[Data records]
───

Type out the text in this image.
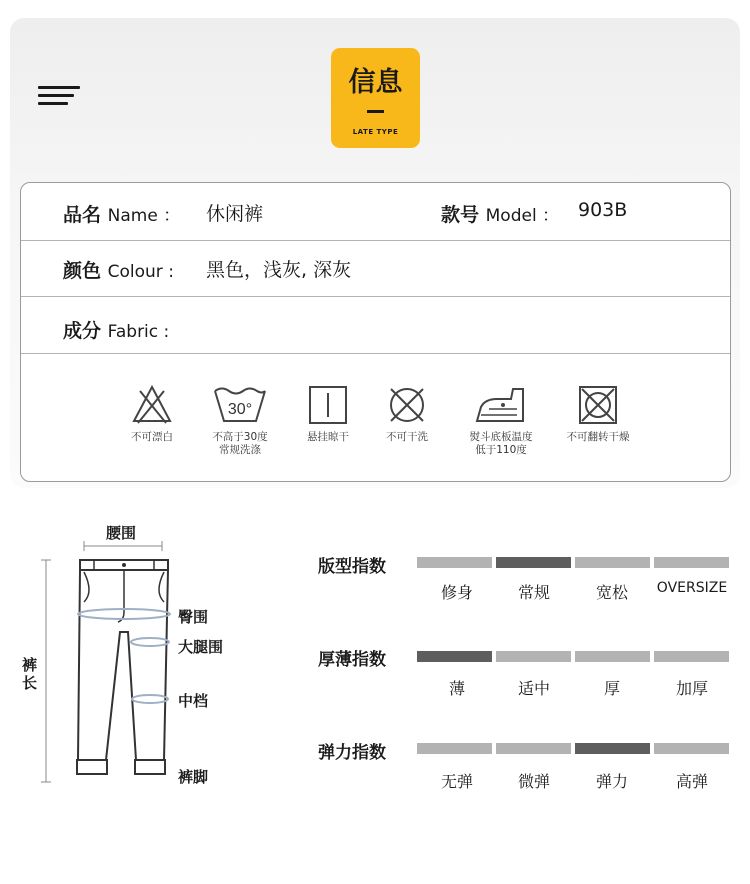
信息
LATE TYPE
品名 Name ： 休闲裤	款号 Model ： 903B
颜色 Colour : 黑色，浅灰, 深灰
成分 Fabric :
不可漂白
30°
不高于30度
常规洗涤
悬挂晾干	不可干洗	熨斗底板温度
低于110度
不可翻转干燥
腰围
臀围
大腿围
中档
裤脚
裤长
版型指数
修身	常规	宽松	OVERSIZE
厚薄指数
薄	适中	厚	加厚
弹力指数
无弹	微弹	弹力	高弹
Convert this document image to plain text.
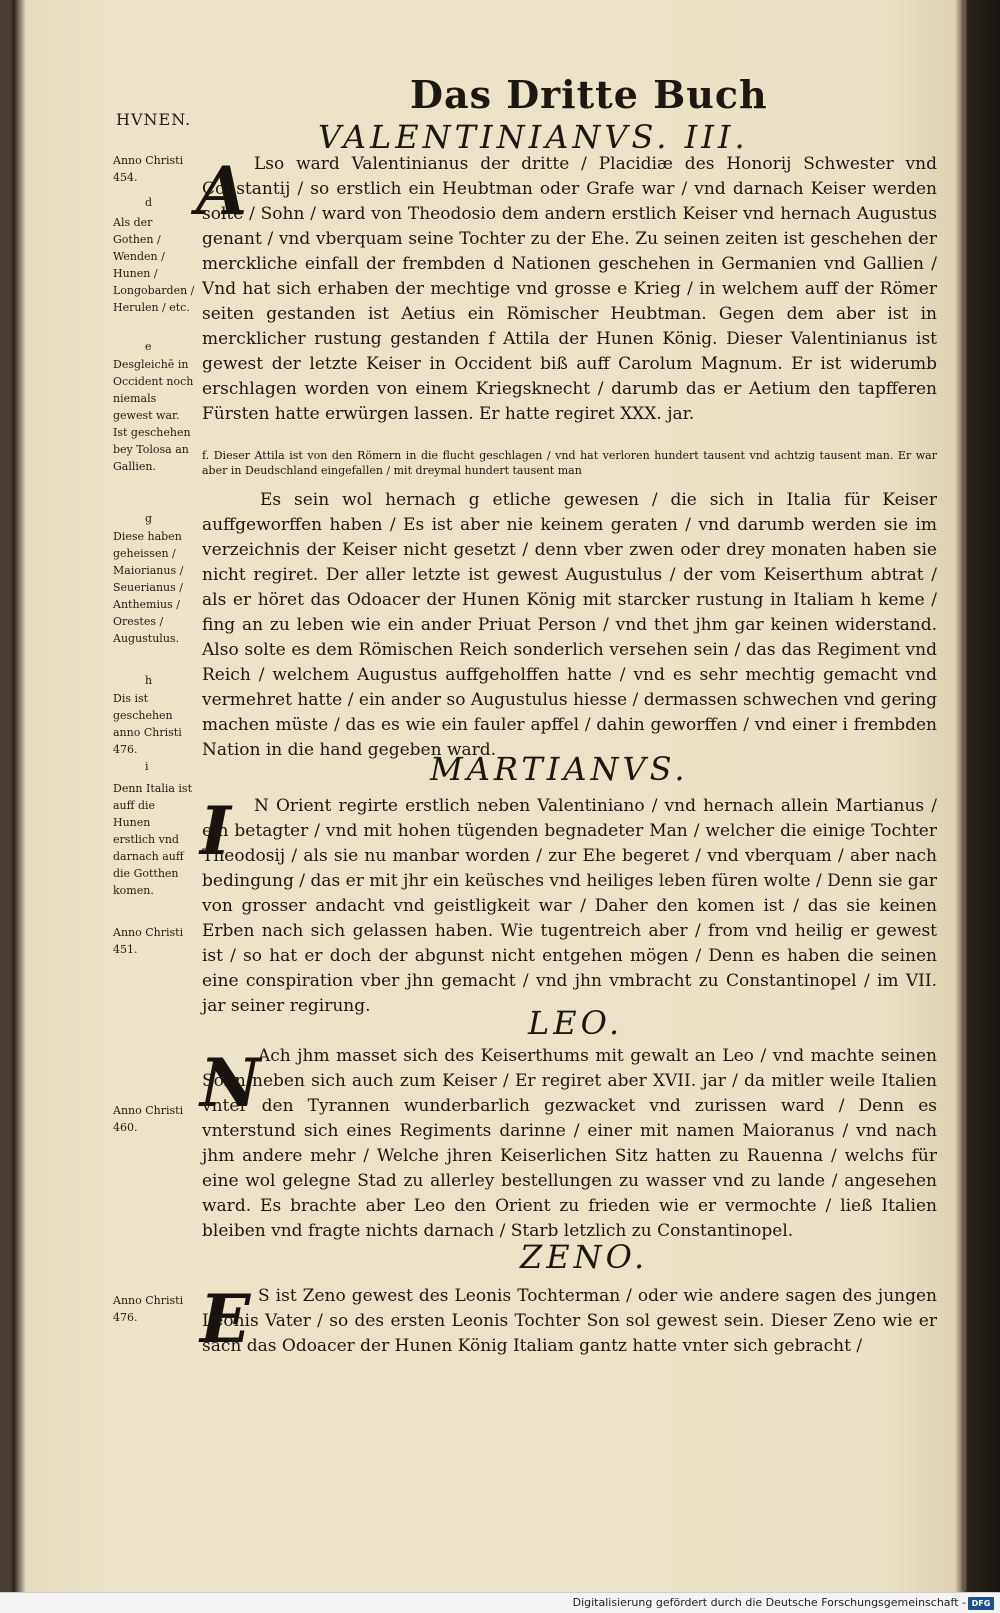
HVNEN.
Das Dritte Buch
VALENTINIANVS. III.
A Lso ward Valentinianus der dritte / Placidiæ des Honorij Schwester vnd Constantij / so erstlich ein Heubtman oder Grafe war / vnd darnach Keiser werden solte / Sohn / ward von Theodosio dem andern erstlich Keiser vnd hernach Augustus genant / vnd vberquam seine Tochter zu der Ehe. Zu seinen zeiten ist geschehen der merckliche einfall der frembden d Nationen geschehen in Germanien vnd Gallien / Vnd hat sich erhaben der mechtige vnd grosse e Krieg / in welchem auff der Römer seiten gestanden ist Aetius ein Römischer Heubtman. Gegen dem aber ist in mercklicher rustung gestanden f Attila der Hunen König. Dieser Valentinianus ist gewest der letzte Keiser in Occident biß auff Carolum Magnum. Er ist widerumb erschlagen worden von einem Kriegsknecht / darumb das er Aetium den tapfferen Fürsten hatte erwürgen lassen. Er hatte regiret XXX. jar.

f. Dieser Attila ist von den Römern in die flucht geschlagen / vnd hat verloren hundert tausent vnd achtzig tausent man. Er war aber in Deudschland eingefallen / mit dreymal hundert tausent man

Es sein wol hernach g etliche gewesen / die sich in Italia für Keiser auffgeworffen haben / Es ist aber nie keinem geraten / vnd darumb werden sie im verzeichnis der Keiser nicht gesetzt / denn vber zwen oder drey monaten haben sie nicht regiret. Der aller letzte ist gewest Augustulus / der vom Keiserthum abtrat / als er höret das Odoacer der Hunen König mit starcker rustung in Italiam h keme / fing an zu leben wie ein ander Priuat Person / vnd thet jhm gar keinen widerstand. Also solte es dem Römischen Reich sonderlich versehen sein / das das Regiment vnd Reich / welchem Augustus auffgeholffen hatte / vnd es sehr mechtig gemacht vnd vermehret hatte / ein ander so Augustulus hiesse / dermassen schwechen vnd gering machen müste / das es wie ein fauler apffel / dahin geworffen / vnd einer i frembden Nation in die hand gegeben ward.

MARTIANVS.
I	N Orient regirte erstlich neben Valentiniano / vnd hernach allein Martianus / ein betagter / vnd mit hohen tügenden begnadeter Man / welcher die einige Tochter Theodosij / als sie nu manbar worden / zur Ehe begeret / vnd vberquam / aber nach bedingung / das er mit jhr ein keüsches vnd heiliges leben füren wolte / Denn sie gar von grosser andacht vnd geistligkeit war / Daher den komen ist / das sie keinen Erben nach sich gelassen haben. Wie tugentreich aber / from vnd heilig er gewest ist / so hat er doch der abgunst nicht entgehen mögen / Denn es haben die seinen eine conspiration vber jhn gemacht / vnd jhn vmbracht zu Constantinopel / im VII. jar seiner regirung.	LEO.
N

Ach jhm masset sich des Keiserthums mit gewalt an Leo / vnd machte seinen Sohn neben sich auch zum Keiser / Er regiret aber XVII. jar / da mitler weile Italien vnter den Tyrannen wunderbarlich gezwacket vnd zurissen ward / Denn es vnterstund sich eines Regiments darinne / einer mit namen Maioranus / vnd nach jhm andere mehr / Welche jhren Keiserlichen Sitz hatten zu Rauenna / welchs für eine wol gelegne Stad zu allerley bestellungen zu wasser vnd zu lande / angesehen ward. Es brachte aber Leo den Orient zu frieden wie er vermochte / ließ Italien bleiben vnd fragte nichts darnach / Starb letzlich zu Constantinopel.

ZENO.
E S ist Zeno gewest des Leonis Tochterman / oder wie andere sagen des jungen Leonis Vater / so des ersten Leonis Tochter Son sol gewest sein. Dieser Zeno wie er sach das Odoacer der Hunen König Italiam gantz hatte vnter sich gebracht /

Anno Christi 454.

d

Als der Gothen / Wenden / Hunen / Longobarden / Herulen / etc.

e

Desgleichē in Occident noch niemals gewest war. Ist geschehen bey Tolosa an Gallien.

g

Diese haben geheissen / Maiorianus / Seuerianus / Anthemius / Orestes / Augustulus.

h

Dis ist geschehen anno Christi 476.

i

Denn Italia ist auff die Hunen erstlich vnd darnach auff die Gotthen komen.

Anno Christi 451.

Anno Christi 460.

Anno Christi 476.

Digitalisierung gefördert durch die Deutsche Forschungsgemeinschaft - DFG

───

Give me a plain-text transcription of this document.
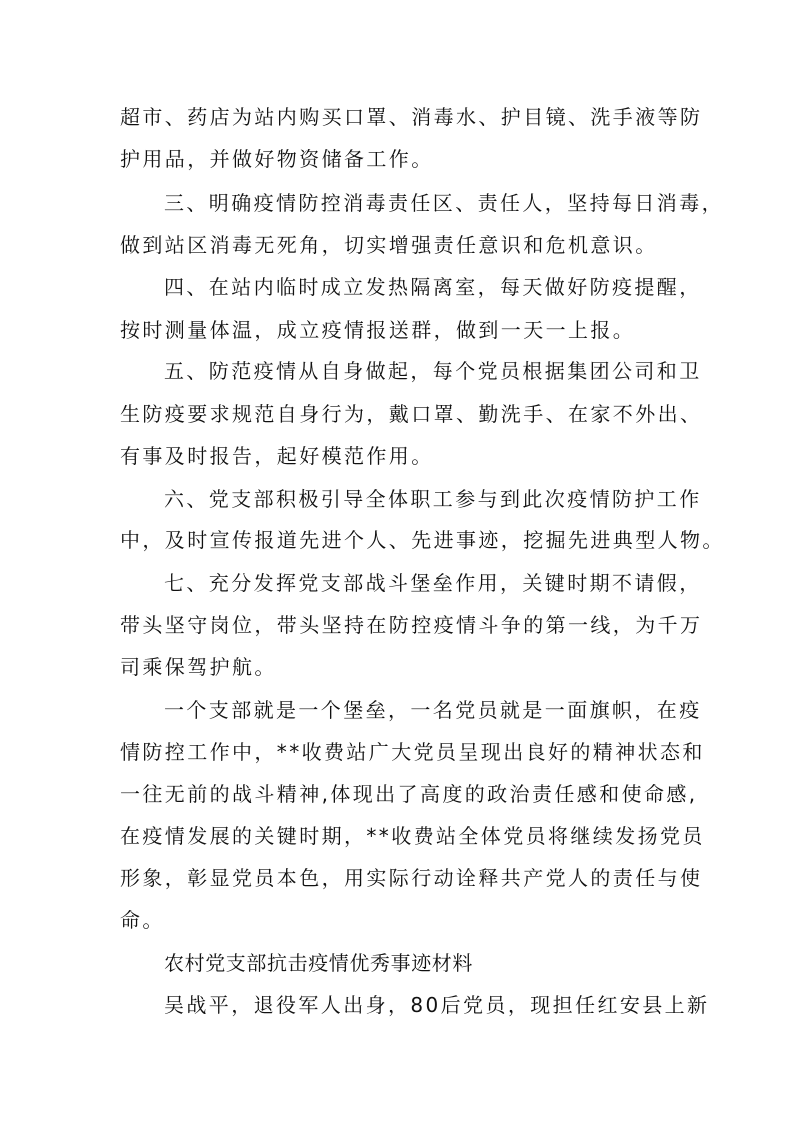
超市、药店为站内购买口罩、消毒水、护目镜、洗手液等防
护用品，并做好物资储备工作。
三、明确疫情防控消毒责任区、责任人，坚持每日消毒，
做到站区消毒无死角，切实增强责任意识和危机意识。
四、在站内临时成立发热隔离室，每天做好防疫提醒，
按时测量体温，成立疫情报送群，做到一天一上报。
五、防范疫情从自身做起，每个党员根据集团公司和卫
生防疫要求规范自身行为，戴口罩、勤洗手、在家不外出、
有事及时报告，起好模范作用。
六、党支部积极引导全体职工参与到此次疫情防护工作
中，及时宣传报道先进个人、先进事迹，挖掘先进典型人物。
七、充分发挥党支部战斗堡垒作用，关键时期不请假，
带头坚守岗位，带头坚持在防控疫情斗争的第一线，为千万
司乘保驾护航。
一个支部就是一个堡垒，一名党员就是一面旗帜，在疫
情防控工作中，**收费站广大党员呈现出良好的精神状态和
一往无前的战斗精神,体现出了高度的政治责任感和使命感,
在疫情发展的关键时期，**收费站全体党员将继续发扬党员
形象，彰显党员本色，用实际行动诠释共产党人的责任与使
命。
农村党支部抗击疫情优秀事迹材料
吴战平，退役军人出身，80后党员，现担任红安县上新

───

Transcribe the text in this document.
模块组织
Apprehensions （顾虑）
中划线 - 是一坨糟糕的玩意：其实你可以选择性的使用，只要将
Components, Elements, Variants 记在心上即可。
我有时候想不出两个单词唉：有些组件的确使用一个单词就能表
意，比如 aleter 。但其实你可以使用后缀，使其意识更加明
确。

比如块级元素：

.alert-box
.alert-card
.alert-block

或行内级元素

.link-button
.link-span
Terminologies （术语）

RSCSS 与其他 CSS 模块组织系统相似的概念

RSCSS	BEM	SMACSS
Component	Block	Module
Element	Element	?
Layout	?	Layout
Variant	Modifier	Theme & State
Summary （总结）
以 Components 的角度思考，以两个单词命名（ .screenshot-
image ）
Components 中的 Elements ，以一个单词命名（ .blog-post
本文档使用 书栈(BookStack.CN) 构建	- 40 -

───

### Exercise task
Search the data above for the string "leben" and copy each line that has it.

### Correct answer
Es sein wol hernach g etliche gewesen / die sich in Italia für Keiser auffgeworffen haben / Es ist aber nie keinem geraten / vnd darumb werden sie im verzeichnis der Keiser nicht gesetzt / denn vber zwen oder drey monaten haben sie nicht regiret. Der aller letzte ist gewest Augustulus / der vom Keiserthum abtrat / als er höret das Odoacer der Hunen König mit starcker rustung in Italiam h keme / fing an zu leben wie ein ander Priuat Person / vnd thet jhm gar keinen widerstand. Also solte es dem Römischen Reich sonderlich versehen sein / das das Regiment vnd Reich / welchem Augustus auffgeholffen hatte / vnd es sehr mechtig gemacht vnd vermehret hatte / ein ander so Augustulus hiesse / dermassen schwechen vnd gering machen müste / das es wie ein fauler apffel / dahin geworffen / vnd einer i frembden Nation in die hand gegeben ward.
I	N Orient regirte erstlich neben Valentiniano / vnd hernach allein Martianus / ein betagter / vnd mit hohen tügenden begnadeter Man / welcher die einige Tochter Theodosij / als sie nu manbar worden / zur Ehe begeret / vnd vberquam / aber nach bedingung / das er mit jhr ein keüsches vnd heiliges leben füren wolte / Denn sie gar von grosser andacht vnd geistligkeit war / Daher den komen ist / das sie keinen Erben nach sich gelassen haben. Wie tugentreich aber / from vnd heilig er gewest ist / so hat er doch der abgunst nicht entgehen mögen / Denn es haben die seinen eine conspiration vber jhn gemacht / vnd jhn vmbracht zu Constantinopel / im VII. jar seiner regirung.	LEO.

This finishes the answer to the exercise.